**Given task**
Of the lines below, count those containing the word "Tillägg". Reply with the number alone.

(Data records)
★ ★ ★

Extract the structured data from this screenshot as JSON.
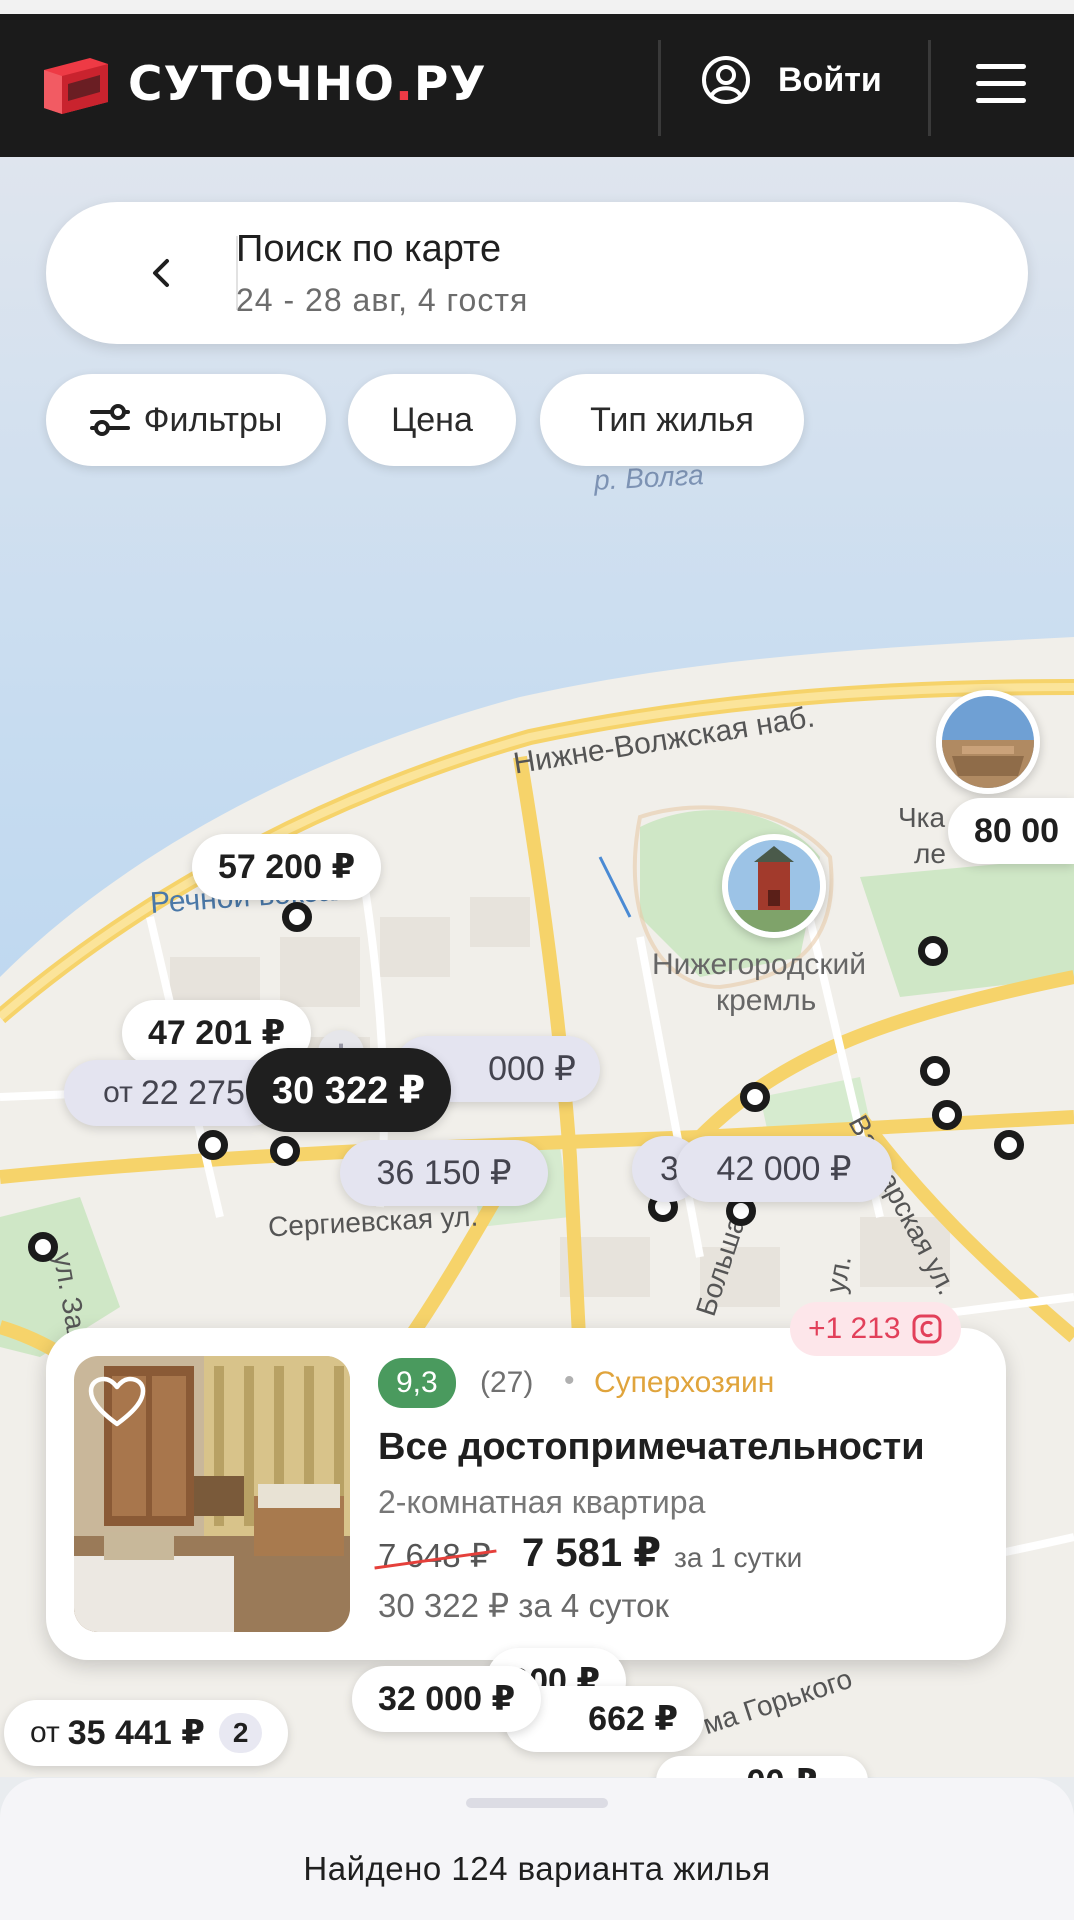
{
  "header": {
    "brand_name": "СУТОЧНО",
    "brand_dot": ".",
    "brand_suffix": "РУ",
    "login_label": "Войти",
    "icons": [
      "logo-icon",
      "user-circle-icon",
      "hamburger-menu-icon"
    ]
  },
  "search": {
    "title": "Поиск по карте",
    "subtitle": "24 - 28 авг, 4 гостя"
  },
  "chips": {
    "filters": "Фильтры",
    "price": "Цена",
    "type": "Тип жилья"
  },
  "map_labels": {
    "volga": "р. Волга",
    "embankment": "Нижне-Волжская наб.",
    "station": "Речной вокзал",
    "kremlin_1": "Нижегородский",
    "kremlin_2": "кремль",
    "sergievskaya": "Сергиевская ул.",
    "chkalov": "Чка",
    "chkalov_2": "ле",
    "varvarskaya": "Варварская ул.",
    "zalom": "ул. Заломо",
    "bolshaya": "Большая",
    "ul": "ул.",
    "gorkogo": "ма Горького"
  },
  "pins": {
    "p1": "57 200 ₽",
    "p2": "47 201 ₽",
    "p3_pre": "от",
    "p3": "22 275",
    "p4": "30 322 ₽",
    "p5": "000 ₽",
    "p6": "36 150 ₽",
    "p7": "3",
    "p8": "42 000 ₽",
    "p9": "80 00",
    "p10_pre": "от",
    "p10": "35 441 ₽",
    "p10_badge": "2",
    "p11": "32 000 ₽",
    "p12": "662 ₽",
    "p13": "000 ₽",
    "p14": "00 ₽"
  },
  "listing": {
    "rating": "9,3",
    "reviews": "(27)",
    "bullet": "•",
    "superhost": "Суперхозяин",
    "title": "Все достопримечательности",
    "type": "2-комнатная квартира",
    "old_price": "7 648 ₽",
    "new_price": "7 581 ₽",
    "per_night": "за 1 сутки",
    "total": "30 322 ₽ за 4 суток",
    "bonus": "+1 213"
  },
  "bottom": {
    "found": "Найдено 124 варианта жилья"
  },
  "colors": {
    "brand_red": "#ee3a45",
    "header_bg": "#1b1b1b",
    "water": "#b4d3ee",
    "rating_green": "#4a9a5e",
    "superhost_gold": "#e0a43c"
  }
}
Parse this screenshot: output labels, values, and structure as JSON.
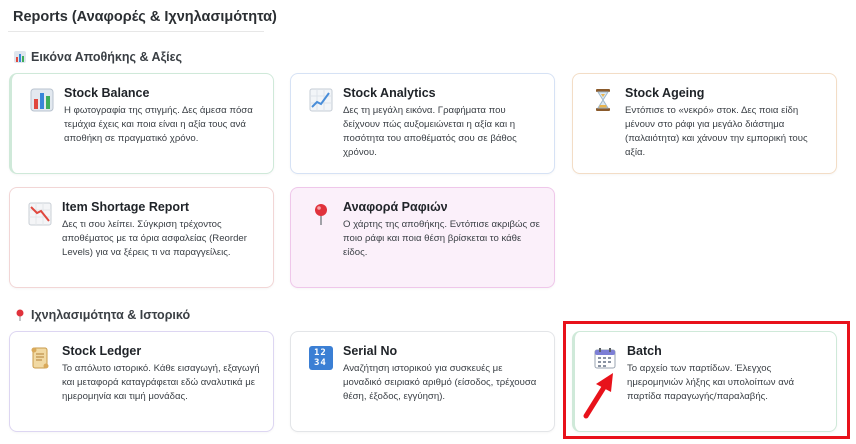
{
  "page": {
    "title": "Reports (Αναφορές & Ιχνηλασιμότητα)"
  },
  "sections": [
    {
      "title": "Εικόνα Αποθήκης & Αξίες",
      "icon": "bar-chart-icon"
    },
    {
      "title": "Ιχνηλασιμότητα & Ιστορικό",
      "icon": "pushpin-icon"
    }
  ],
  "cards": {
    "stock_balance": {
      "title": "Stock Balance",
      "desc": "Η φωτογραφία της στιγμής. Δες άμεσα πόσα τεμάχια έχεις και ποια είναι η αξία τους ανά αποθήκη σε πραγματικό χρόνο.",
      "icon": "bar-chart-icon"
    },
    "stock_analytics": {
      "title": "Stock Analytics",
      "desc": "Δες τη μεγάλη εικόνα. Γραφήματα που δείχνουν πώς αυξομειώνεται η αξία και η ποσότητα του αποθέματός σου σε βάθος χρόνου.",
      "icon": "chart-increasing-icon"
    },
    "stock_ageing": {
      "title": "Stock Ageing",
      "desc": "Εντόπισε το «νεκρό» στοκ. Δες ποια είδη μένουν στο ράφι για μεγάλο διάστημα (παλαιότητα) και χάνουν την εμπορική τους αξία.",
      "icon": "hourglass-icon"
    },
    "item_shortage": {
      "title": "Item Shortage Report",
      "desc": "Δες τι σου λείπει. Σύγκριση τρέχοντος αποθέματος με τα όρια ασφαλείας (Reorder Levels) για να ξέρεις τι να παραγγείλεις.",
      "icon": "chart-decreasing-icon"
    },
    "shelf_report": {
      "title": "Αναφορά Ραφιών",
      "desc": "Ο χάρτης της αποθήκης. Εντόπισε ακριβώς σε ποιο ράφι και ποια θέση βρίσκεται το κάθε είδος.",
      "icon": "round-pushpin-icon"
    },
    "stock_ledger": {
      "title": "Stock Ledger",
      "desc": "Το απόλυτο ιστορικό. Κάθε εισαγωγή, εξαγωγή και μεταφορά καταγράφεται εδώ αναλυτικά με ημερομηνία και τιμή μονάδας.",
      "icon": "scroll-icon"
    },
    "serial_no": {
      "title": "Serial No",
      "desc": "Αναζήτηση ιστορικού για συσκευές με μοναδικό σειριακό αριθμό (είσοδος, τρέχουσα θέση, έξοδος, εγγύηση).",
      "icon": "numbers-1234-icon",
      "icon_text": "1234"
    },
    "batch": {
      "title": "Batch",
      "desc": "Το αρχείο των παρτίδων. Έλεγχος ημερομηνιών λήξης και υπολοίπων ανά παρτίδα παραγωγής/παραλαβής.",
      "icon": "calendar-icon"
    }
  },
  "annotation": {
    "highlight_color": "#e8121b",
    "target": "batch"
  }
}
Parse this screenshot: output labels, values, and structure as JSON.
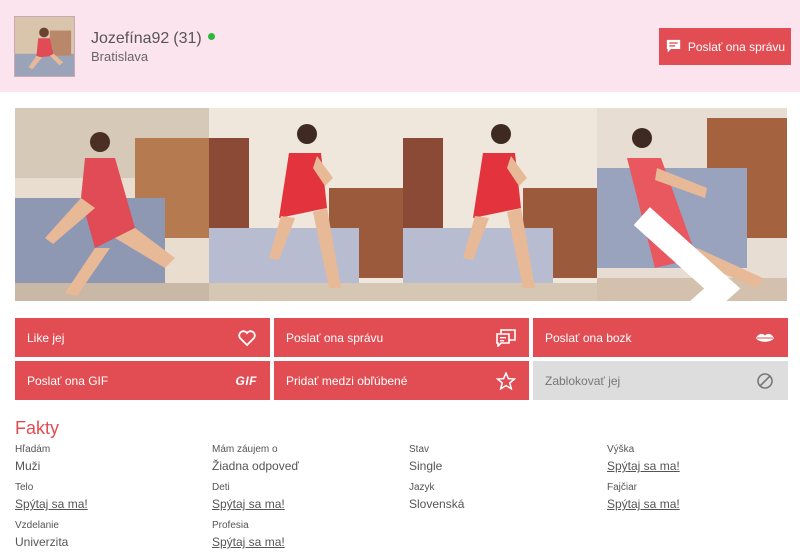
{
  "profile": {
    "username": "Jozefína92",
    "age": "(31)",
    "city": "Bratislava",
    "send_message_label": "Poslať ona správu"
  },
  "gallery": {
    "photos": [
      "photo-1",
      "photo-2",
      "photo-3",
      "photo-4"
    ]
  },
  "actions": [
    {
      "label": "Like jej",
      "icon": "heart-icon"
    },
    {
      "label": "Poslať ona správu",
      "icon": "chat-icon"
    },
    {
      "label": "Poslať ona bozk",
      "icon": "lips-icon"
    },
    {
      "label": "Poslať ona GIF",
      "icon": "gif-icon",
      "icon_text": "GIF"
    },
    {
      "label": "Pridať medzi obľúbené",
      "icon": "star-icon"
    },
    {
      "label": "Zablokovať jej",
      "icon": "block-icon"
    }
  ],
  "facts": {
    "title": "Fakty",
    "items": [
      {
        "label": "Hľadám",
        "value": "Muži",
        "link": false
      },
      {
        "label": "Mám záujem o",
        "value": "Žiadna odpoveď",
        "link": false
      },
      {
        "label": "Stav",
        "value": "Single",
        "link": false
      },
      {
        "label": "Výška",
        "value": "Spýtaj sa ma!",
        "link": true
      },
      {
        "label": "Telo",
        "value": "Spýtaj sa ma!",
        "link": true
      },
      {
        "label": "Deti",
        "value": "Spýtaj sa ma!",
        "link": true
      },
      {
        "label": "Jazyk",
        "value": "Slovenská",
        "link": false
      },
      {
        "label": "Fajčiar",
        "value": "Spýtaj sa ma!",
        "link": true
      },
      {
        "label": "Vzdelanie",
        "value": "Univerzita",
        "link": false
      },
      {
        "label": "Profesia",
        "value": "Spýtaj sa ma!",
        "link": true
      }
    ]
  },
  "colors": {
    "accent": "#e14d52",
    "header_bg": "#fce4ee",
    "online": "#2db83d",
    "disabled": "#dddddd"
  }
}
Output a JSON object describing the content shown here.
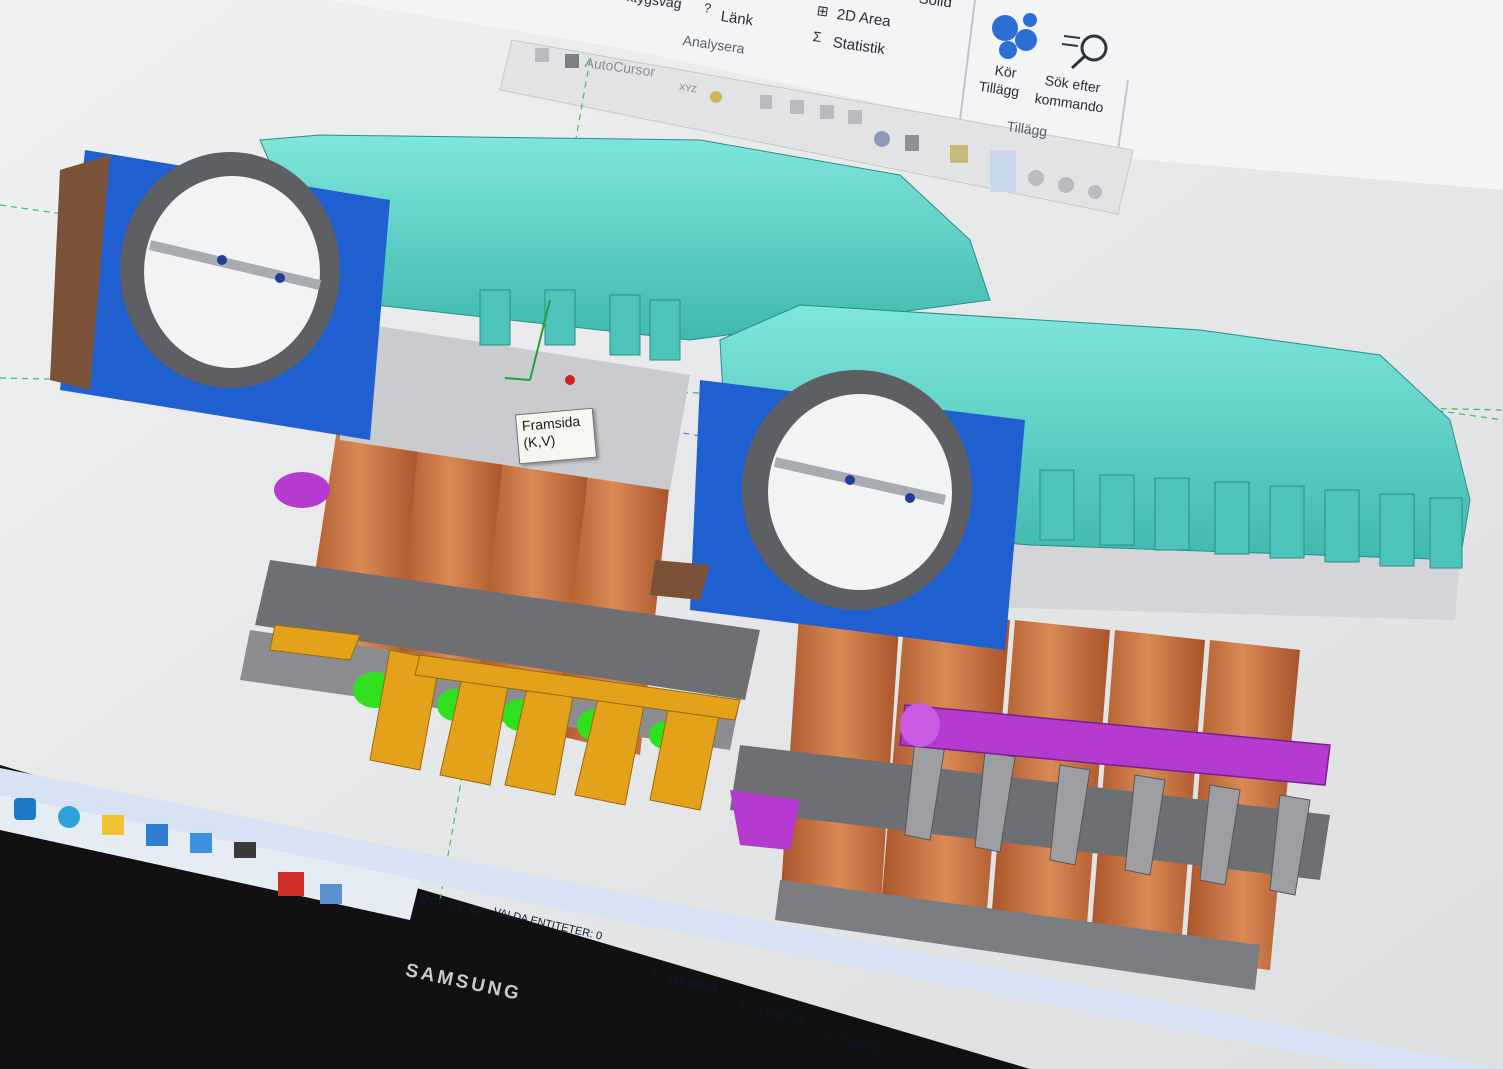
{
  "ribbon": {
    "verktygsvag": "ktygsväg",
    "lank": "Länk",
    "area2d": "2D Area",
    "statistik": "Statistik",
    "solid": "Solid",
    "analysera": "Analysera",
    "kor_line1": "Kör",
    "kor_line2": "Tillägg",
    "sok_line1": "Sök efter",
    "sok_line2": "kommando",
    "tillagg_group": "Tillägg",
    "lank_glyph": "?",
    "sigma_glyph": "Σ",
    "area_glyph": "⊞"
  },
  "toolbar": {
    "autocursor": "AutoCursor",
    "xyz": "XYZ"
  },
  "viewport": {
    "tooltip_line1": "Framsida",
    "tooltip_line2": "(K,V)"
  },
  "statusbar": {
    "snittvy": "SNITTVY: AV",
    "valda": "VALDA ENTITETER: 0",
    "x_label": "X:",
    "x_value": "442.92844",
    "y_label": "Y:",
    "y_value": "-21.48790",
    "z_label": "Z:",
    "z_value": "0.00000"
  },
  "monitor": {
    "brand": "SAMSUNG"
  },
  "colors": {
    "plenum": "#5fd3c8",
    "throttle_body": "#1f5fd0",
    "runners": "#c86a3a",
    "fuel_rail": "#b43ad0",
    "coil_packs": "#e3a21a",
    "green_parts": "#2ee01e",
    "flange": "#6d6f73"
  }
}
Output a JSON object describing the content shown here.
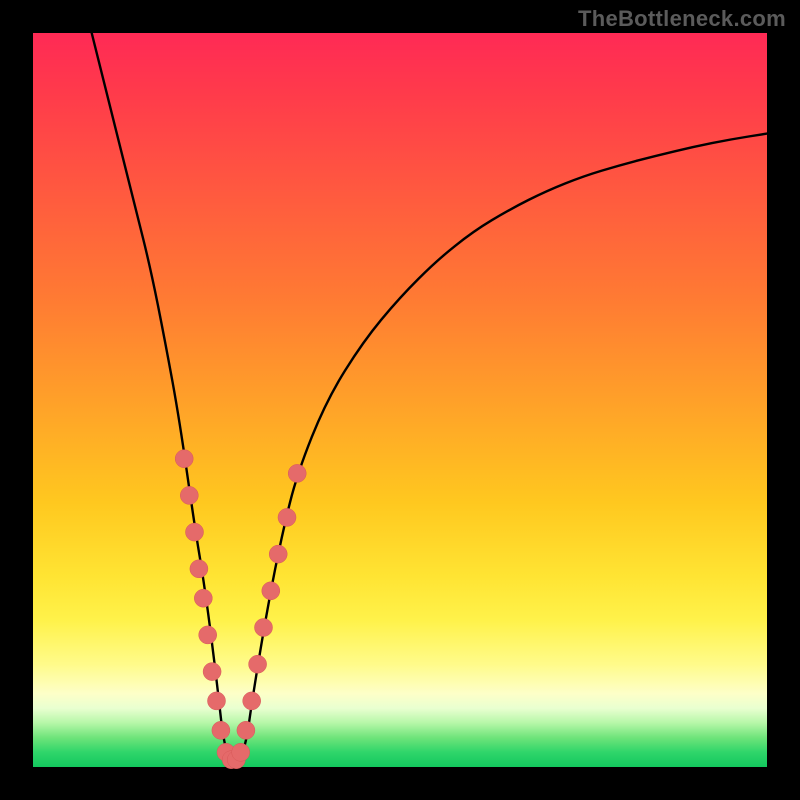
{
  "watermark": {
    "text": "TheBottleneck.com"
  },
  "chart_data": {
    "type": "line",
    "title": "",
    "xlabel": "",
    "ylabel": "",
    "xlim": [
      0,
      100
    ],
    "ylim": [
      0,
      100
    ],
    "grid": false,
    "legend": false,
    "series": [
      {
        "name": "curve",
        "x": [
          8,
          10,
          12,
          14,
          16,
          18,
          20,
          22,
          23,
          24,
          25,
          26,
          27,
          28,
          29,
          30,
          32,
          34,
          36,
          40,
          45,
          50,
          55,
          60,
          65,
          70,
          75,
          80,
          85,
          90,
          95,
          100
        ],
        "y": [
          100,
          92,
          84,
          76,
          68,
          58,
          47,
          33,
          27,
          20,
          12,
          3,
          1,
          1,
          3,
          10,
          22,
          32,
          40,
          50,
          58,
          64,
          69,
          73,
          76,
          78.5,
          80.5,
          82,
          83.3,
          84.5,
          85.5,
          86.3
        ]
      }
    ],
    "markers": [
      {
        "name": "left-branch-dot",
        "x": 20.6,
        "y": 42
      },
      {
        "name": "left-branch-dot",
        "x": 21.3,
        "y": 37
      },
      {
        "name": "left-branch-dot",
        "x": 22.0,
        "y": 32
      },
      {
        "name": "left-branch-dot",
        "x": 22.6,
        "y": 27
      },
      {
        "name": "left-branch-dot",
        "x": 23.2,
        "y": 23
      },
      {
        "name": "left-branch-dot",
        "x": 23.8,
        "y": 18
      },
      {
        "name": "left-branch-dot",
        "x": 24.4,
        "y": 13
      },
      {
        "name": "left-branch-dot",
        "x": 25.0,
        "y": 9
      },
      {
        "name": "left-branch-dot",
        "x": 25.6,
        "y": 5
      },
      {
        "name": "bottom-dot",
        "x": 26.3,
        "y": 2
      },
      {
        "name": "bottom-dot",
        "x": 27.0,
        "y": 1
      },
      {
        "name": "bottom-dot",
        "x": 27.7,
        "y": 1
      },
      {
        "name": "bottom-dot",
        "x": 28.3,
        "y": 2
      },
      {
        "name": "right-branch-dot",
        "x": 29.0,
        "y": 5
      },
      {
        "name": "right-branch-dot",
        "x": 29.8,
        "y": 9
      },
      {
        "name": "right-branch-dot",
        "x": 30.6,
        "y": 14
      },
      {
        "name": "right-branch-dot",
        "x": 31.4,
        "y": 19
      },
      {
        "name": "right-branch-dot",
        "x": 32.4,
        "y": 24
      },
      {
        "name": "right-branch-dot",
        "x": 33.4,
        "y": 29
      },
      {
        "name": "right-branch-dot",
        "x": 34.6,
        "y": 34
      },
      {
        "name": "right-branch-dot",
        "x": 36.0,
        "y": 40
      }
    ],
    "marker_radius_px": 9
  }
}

★ ★ ★

**Final result**
2